Begin EXERCISE INPUT

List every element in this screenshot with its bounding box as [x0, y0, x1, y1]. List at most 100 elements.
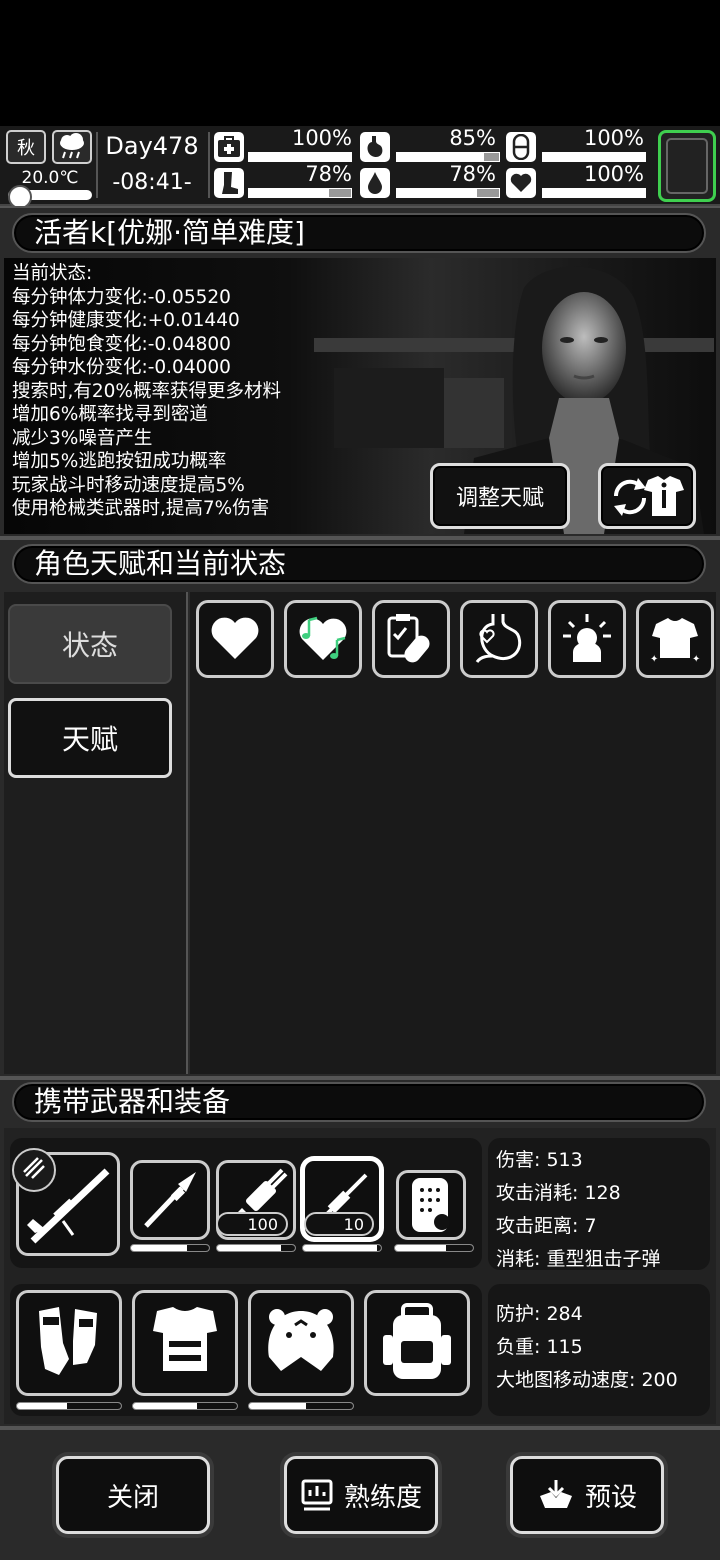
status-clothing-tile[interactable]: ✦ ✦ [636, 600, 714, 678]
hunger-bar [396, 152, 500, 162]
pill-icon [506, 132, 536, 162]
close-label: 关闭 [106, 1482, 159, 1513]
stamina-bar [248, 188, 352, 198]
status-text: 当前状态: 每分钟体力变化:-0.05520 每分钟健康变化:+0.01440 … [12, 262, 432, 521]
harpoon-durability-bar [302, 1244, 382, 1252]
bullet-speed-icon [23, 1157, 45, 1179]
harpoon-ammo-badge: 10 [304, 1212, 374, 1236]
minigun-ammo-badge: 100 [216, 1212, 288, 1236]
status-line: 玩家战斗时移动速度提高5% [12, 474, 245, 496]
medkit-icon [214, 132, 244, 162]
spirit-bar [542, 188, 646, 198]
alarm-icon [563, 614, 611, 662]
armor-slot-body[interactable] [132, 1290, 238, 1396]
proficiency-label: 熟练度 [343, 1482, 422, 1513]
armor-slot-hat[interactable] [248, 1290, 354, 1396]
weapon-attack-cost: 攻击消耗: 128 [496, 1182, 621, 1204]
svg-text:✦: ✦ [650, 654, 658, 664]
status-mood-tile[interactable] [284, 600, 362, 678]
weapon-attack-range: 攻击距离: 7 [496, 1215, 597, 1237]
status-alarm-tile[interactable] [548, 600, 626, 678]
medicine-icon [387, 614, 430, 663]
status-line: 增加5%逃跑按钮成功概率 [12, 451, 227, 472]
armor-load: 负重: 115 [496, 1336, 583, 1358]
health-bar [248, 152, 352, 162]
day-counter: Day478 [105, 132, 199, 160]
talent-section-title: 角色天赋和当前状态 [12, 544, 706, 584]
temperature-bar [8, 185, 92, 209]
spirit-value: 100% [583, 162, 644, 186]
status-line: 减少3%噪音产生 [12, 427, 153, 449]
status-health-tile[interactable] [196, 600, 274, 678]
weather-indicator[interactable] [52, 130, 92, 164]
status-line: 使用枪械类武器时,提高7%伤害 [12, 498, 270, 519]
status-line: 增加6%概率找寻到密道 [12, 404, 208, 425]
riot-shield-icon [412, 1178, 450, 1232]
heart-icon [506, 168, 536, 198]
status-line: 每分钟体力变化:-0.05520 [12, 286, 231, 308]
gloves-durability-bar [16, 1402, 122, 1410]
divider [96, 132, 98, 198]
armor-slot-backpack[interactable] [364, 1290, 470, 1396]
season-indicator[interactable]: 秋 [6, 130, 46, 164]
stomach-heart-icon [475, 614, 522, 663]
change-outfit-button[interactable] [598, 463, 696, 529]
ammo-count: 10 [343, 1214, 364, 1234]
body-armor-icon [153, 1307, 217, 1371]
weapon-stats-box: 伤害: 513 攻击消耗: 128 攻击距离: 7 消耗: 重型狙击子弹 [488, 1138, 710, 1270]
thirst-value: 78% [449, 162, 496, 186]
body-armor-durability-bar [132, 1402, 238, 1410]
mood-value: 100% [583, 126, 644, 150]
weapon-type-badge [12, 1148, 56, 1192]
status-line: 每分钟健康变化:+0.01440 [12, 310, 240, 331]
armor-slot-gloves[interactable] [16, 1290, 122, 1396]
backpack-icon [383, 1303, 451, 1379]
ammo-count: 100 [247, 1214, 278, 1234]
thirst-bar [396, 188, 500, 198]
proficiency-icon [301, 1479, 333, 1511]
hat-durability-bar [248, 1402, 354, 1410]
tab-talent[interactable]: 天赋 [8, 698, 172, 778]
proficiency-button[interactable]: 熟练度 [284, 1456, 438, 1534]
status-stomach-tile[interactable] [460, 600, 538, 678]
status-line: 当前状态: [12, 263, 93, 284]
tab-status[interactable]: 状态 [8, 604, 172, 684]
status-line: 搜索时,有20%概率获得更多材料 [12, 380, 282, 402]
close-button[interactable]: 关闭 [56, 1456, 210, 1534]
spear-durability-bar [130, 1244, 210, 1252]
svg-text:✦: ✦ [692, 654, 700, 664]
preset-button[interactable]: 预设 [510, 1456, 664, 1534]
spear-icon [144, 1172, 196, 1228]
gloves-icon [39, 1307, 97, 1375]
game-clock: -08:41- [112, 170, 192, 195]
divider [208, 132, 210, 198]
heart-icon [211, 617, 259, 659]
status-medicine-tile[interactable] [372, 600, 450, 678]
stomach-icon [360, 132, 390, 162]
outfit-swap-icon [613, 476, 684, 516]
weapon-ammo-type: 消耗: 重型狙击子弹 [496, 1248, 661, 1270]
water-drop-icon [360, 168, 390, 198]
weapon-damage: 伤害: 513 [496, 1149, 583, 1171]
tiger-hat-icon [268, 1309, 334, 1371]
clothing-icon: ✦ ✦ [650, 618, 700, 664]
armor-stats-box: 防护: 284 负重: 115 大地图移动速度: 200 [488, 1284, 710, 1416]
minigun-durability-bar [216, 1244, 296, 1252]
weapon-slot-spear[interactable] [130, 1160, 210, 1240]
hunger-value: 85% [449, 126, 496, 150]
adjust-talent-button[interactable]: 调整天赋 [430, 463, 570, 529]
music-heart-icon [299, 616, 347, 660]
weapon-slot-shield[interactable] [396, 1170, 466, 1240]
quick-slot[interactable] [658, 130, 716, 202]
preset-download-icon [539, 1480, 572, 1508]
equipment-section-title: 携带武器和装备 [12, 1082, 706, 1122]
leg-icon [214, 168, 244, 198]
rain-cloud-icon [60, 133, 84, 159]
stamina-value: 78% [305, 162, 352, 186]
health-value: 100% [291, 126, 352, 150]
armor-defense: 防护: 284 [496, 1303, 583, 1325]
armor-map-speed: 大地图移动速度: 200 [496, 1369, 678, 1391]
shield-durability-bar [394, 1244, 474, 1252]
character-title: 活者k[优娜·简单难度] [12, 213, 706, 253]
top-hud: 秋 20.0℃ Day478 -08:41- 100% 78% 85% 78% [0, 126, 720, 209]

End EXERCISE INPUT
Begin EXERCISE INPUT

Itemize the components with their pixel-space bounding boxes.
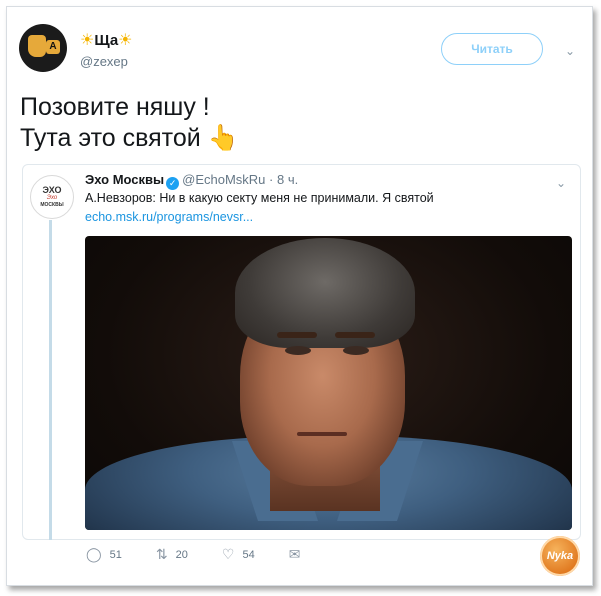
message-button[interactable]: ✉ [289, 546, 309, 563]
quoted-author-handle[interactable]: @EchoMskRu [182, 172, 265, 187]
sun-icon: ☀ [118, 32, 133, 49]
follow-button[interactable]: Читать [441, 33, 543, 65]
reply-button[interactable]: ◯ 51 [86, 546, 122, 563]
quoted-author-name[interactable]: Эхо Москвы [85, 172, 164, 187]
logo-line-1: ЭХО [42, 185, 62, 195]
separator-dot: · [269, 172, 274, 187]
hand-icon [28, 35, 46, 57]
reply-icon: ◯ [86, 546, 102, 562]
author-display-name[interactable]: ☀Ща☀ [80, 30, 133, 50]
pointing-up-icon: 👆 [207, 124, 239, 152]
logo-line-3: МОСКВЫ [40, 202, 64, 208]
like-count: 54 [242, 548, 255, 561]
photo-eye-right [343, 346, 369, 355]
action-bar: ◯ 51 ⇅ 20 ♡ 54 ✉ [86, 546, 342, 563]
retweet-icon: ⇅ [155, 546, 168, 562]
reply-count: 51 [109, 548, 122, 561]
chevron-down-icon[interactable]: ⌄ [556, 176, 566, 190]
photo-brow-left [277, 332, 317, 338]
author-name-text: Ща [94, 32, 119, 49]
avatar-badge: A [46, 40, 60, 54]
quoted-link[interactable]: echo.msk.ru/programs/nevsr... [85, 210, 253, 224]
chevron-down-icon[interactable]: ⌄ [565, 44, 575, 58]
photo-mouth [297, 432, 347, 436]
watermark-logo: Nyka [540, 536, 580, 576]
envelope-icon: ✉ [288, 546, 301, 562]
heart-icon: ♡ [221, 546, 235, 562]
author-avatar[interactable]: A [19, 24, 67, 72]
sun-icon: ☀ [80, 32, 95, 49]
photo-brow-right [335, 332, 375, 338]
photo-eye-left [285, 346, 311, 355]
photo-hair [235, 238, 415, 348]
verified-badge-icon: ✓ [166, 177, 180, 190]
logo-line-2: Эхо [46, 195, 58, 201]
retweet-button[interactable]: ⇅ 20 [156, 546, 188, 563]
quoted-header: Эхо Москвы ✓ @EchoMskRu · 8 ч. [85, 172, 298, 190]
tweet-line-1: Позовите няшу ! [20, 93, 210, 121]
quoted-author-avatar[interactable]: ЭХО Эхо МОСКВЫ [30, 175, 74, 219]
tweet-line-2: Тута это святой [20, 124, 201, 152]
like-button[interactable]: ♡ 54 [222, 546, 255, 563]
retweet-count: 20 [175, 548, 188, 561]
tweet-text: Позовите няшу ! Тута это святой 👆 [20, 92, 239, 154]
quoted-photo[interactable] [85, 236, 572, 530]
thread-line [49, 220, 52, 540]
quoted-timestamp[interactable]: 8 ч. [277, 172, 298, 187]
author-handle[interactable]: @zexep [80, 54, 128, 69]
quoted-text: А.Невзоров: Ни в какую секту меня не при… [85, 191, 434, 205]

End EXERCISE INPUT

* TASK OBJECTIVE
Put the lines of the first block of items, starting at the line that contains "status-clothing-tile[interactable]: ✦ ✦" and ending at the line that contains "proficiency-label: 熟练度 [343, 1482, 422, 1513]", into a Markdown table with the columns "No." and "Entry". Give each line its own row with a row number, and omit any blank lines.

* WRITTEN ANSWER
| No. | Entry |
|---|---|
| 1 | status-clothing-tile[interactable]: ✦ ✦ [636, 600, 714, 678] |
| 2 | hunger-bar [396, 152, 500, 162] |
| 3 | pill-icon [506, 132, 536, 162] |
| 4 | close-label: 关闭 [106, 1482, 159, 1513] |
| 5 | stamina-bar [248, 188, 352, 198] |
| 6 | status-text: 当前状态: 每分钟体力变化:-0.05520 每分钟健康变化:+0.01440 … [12, 262, 432, 521] |
| 7 | harpoon-durability-bar [302, 1244, 382, 1252] |
| 8 | bullet-speed-icon [23, 1157, 45, 1179] |
| 9 | harpoon-ammo-badge: 10 [304, 1212, 374, 1236] |
| 10 | minigun-ammo-badge: 100 [216, 1212, 288, 1236] |
| 11 | status-line: 玩家战斗时移动速度提高5% [12, 474, 245, 496] |
| 12 | medkit-icon [214, 132, 244, 162] |
| 13 | spirit-bar [542, 188, 646, 198] |
| 14 | alarm-icon [563, 614, 611, 662] |
| 15 | armor-slot-body[interactable] [132, 1290, 238, 1396] |
| 16 | proficiency-label: 熟练度 [343, 1482, 422, 1513] |